- _Requirement_:
Each line of the material must be repeated precisely, with the pictures left out.

** START OF Listed entries **

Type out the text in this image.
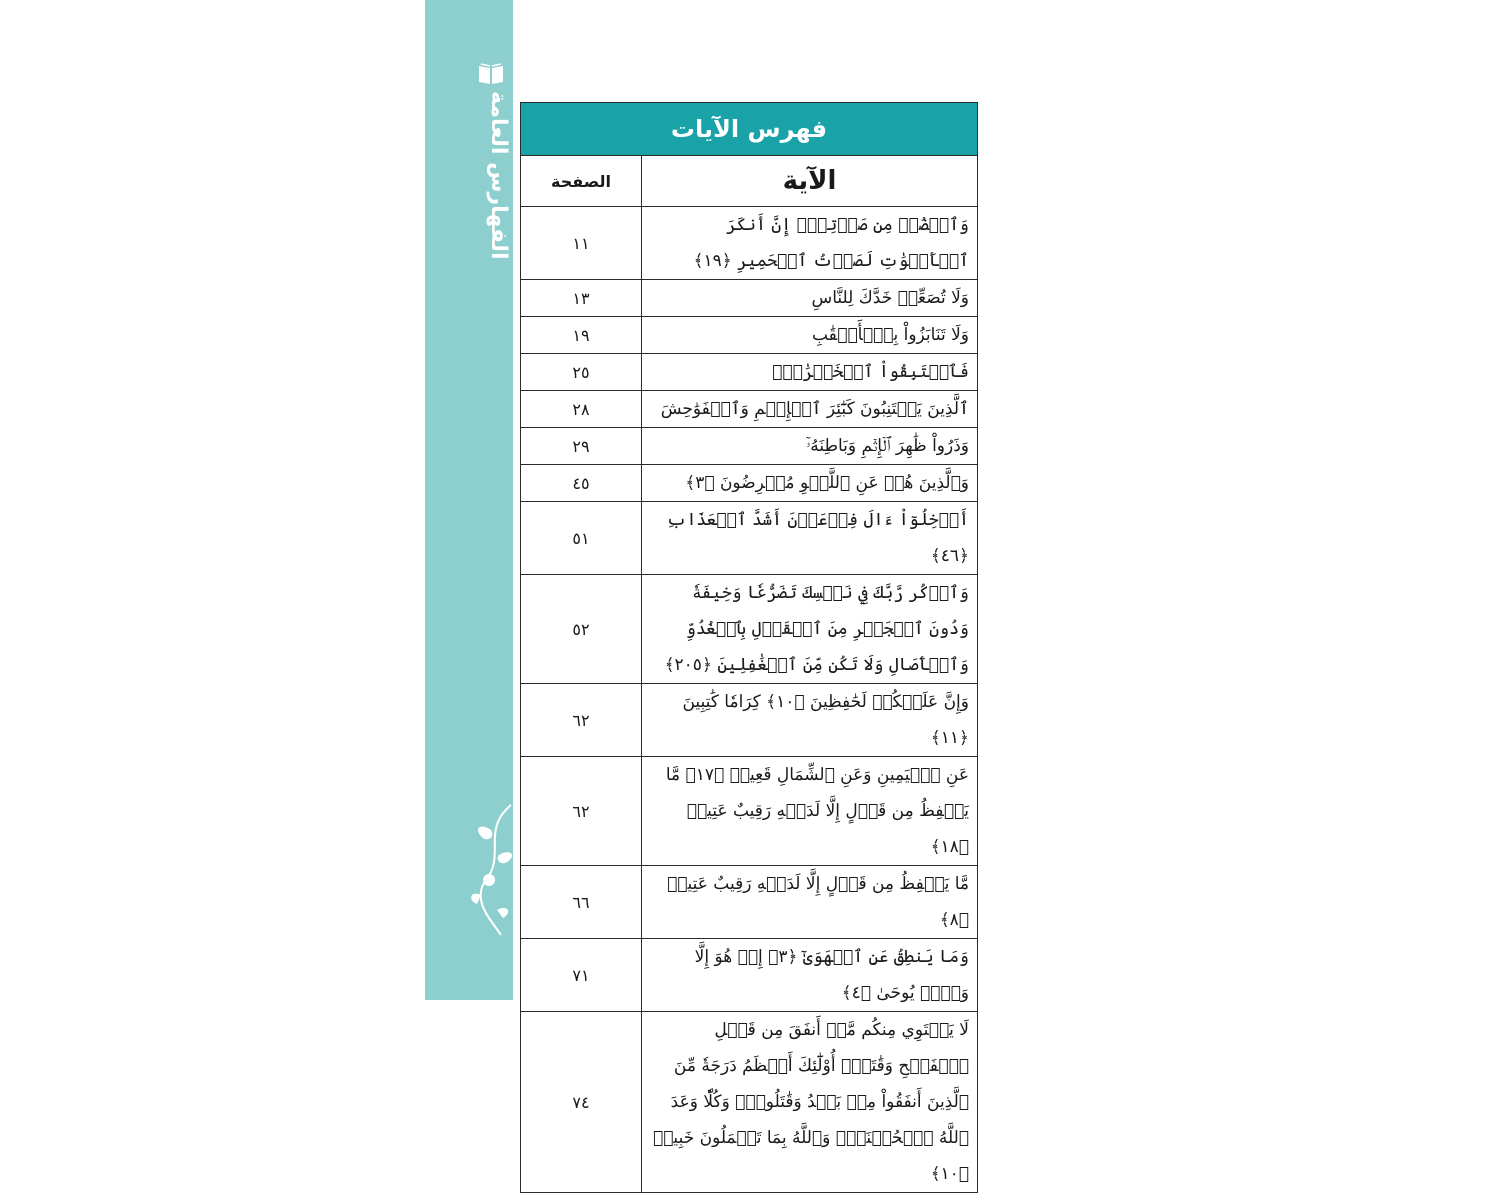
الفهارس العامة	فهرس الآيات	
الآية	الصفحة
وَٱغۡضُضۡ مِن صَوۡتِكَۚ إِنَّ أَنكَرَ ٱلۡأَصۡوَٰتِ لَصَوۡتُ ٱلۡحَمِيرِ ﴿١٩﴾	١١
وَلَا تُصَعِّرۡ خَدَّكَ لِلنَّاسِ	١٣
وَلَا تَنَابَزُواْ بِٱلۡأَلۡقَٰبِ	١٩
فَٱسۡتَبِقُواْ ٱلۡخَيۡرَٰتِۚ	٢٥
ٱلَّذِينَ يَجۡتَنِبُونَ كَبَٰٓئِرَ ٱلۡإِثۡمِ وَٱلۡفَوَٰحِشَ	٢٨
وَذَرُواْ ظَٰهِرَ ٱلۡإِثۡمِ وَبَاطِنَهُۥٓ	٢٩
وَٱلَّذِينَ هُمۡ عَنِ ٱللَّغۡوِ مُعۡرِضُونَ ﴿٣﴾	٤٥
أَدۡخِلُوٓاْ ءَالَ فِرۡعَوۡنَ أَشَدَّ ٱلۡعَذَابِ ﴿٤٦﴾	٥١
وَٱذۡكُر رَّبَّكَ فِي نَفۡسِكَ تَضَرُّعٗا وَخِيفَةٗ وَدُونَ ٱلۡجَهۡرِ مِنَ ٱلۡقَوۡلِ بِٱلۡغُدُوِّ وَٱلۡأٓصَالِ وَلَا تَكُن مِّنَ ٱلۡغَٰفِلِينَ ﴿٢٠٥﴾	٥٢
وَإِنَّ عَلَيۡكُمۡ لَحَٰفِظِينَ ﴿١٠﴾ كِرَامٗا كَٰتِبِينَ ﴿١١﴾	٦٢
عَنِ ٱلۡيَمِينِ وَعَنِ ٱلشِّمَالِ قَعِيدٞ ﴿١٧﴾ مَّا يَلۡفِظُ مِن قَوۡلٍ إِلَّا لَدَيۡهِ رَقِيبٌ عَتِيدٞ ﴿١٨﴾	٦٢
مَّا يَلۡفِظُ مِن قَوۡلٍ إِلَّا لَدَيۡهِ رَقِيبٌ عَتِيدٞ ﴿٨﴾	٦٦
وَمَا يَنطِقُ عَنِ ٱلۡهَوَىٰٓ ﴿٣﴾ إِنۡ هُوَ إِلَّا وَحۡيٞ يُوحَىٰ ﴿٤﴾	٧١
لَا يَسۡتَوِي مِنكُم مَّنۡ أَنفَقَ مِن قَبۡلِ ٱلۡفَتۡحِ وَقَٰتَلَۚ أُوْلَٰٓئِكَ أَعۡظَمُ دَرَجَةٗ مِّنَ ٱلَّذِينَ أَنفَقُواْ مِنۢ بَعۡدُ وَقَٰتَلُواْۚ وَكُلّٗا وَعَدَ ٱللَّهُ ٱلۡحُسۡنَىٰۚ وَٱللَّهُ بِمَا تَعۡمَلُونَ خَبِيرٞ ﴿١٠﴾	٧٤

** END OF Listed entries **

- _Solution to this problem_:
Type out the text in this image.
الفهارس العامة	فهرس الآيات	
الآية	الصفحة
وَٱغۡضُضۡ مِن صَوۡتِكَۚ إِنَّ أَنكَرَ ٱلۡأَصۡوَٰتِ لَصَوۡتُ ٱلۡحَمِيرِ ﴿١٩﴾	١١
وَلَا تُصَعِّرۡ خَدَّكَ لِلنَّاسِ	١٣
وَلَا تَنَابَزُواْ بِٱلۡأَلۡقَٰبِ	١٩
فَٱسۡتَبِقُواْ ٱلۡخَيۡرَٰتِۚ	٢٥
ٱلَّذِينَ يَجۡتَنِبُونَ كَبَٰٓئِرَ ٱلۡإِثۡمِ وَٱلۡفَوَٰحِشَ	٢٨
وَذَرُواْ ظَٰهِرَ ٱلۡإِثۡمِ وَبَاطِنَهُۥٓ	٢٩
وَٱلَّذِينَ هُمۡ عَنِ ٱللَّغۡوِ مُعۡرِضُونَ ﴿٣﴾	٤٥
أَدۡخِلُوٓاْ ءَالَ فِرۡعَوۡنَ أَشَدَّ ٱلۡعَذَابِ ﴿٤٦﴾	٥١
وَٱذۡكُر رَّبَّكَ فِي نَفۡسِكَ تَضَرُّعٗا وَخِيفَةٗ وَدُونَ ٱلۡجَهۡرِ مِنَ ٱلۡقَوۡلِ بِٱلۡغُدُوِّ وَٱلۡأٓصَالِ وَلَا تَكُن مِّنَ ٱلۡغَٰفِلِينَ ﴿٢٠٥﴾	٥٢
وَإِنَّ عَلَيۡكُمۡ لَحَٰفِظِينَ ﴿١٠﴾ كِرَامٗا كَٰتِبِينَ ﴿١١﴾	٦٢
عَنِ ٱلۡيَمِينِ وَعَنِ ٱلشِّمَالِ قَعِيدٞ ﴿١٧﴾ مَّا يَلۡفِظُ مِن قَوۡلٍ إِلَّا لَدَيۡهِ رَقِيبٌ عَتِيدٞ ﴿١٨﴾	٦٢
مَّا يَلۡفِظُ مِن قَوۡلٍ إِلَّا لَدَيۡهِ رَقِيبٌ عَتِيدٞ ﴿٨﴾	٦٦
وَمَا يَنطِقُ عَنِ ٱلۡهَوَىٰٓ ﴿٣﴾ إِنۡ هُوَ إِلَّا وَحۡيٞ يُوحَىٰ ﴿٤﴾	٧١
لَا يَسۡتَوِي مِنكُم مَّنۡ أَنفَقَ مِن قَبۡلِ ٱلۡفَتۡحِ وَقَٰتَلَۚ أُوْلَٰٓئِكَ أَعۡظَمُ دَرَجَةٗ مِّنَ ٱلَّذِينَ أَنفَقُواْ مِنۢ بَعۡدُ وَقَٰتَلُواْۚ وَكُلّٗا وَعَدَ ٱللَّهُ ٱلۡحُسۡنَىٰۚ وَٱللَّهُ بِمَا تَعۡمَلُونَ خَبِيرٞ ﴿١٠﴾	٧٤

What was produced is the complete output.